* START *

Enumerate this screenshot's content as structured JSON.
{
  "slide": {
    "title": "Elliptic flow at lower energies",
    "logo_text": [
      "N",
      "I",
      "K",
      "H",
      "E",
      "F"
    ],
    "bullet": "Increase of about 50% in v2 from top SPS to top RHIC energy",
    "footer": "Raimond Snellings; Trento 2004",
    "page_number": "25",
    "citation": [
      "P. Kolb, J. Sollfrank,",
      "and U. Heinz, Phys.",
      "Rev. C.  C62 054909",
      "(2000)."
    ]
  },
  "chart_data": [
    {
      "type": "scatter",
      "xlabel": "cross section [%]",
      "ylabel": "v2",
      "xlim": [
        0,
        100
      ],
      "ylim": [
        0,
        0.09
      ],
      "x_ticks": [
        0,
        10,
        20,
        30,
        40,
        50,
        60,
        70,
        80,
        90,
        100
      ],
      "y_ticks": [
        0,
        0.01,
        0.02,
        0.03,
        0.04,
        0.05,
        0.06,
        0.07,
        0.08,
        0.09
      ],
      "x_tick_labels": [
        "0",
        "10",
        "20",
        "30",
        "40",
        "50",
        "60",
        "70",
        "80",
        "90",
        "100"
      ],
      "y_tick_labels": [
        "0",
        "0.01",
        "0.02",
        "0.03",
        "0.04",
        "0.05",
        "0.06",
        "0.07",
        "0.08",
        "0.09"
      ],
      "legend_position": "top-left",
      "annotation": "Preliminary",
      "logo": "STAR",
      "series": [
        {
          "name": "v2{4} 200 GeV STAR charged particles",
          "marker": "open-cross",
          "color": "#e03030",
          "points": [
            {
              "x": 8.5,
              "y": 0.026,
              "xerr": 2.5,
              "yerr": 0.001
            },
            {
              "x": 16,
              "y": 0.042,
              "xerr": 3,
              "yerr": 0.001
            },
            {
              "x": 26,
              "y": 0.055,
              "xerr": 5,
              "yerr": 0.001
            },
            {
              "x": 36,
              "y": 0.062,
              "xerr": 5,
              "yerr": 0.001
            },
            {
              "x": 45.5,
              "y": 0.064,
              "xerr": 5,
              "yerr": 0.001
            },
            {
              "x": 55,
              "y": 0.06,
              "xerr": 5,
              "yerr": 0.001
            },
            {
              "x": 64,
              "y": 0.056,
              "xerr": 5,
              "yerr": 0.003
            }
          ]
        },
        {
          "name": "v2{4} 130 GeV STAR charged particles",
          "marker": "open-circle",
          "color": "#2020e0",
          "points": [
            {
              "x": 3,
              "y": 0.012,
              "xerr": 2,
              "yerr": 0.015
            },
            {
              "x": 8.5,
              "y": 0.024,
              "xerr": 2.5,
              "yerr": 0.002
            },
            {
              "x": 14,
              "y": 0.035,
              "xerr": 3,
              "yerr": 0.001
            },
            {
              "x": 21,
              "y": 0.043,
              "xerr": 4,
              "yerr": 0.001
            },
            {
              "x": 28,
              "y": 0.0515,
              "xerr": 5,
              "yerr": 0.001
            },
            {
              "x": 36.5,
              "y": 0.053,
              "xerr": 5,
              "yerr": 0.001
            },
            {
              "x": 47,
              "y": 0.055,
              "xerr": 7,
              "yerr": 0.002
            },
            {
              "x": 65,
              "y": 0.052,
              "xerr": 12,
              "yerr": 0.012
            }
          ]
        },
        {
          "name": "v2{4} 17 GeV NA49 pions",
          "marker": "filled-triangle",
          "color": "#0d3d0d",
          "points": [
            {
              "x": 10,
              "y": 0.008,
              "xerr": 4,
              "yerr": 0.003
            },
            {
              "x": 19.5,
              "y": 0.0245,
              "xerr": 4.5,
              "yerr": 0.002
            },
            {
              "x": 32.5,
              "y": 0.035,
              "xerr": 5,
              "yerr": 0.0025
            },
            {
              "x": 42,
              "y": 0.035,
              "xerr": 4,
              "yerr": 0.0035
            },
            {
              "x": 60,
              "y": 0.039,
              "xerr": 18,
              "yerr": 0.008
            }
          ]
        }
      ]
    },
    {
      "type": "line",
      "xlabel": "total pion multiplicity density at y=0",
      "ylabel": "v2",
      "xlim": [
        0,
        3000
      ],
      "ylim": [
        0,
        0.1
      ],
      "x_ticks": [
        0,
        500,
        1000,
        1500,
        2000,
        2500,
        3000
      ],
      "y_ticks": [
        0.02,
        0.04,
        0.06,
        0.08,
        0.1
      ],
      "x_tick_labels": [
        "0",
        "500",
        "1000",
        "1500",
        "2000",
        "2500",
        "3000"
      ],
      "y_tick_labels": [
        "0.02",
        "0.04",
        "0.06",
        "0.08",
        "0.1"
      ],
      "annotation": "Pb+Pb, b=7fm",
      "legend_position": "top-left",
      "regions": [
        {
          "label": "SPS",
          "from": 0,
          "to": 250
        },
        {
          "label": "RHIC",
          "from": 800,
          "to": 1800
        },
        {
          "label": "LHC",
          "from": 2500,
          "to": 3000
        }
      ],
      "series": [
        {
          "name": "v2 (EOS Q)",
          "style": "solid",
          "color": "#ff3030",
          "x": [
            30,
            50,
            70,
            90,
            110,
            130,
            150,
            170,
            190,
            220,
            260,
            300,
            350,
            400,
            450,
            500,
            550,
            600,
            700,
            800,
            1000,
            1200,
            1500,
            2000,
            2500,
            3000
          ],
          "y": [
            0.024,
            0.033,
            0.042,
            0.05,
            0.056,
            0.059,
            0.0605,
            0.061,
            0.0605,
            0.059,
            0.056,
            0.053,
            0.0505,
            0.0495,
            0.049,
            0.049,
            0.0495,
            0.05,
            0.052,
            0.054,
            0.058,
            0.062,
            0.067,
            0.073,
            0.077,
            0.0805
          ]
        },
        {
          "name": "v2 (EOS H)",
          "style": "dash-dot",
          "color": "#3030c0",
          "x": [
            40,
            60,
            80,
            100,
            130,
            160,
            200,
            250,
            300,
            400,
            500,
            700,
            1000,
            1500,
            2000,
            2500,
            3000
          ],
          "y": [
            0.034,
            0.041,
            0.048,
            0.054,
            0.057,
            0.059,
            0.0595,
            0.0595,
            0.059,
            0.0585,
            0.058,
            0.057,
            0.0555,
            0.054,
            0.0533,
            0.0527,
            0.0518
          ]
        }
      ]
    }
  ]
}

* END *

• EXERCISE GOAL:
Of the lines in the records, determine how many contain the word "xlabel", and report that number alone.

• CORRECT ANSWER:
2